**What you are asked to do:** Count the lines below that contain the word "javascript", and report only that number.

=== Supplied data ===

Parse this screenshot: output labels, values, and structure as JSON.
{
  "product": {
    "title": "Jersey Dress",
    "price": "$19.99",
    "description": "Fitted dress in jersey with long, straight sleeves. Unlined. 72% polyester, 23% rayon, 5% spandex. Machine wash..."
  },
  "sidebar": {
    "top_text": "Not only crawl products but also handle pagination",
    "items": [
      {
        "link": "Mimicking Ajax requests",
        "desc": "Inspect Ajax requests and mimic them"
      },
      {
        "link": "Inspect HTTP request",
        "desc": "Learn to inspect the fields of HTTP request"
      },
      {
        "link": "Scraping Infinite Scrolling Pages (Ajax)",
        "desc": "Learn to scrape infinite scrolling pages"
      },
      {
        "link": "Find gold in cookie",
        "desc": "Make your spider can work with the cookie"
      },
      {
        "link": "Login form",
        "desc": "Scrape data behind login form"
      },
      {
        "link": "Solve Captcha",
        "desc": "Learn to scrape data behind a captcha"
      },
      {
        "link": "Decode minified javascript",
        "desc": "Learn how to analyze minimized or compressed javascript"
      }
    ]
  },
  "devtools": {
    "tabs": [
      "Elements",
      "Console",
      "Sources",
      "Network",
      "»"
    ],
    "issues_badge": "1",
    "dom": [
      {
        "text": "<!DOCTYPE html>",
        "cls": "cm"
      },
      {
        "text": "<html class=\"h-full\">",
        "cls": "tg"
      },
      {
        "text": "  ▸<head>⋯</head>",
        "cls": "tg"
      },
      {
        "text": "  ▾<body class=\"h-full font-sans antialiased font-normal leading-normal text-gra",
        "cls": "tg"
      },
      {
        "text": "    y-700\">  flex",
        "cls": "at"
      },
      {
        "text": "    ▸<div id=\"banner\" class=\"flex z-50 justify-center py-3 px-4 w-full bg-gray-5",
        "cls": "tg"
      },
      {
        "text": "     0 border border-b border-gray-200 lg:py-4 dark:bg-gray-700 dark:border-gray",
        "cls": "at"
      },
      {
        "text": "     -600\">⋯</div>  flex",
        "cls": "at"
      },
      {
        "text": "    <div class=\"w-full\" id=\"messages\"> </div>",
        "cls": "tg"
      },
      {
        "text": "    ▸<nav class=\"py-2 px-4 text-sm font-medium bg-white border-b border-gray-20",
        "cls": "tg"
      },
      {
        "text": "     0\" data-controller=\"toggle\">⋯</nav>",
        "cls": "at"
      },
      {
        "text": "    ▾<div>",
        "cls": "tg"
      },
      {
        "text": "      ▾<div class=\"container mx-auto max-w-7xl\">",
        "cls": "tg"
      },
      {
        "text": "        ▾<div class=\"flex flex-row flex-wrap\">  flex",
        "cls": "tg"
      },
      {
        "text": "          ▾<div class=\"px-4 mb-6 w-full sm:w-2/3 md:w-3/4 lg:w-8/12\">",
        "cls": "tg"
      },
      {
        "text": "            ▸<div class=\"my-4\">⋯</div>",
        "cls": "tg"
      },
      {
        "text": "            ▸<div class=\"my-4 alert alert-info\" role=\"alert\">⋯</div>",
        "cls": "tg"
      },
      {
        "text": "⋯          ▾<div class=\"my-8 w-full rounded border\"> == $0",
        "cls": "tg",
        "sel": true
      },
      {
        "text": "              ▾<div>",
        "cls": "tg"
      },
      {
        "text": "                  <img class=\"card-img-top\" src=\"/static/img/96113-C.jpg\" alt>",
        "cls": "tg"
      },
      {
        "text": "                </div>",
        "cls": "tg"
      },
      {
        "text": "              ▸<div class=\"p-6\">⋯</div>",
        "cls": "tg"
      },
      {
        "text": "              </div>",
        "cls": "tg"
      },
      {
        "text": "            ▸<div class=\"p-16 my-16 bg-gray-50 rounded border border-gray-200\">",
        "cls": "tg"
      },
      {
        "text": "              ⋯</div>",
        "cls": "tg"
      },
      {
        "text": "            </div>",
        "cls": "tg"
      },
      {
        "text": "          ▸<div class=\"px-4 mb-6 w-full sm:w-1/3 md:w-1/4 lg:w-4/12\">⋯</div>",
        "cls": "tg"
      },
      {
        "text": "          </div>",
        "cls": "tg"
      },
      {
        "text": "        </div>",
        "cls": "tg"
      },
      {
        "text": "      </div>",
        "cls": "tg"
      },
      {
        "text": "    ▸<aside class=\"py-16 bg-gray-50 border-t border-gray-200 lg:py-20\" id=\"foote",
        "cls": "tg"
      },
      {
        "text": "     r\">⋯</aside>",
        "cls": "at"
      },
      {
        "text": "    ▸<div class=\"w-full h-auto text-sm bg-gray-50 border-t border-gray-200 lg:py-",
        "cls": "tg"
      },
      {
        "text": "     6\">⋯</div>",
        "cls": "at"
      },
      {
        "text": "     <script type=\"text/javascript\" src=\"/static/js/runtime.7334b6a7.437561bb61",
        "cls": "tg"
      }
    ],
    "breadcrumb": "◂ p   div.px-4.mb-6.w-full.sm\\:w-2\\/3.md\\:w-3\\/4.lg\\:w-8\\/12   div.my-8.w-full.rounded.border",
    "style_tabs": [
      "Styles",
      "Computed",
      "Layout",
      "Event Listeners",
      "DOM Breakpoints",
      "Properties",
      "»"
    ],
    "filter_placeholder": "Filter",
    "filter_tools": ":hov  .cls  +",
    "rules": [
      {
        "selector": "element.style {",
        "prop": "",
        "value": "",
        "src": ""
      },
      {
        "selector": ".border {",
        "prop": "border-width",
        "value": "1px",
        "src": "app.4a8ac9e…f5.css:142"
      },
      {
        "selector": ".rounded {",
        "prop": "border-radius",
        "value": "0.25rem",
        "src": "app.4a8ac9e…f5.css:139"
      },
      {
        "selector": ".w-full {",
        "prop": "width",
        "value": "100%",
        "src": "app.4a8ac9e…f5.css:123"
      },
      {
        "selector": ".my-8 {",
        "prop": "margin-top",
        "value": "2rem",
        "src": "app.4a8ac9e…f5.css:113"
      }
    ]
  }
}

===

**Solution to this task:** 3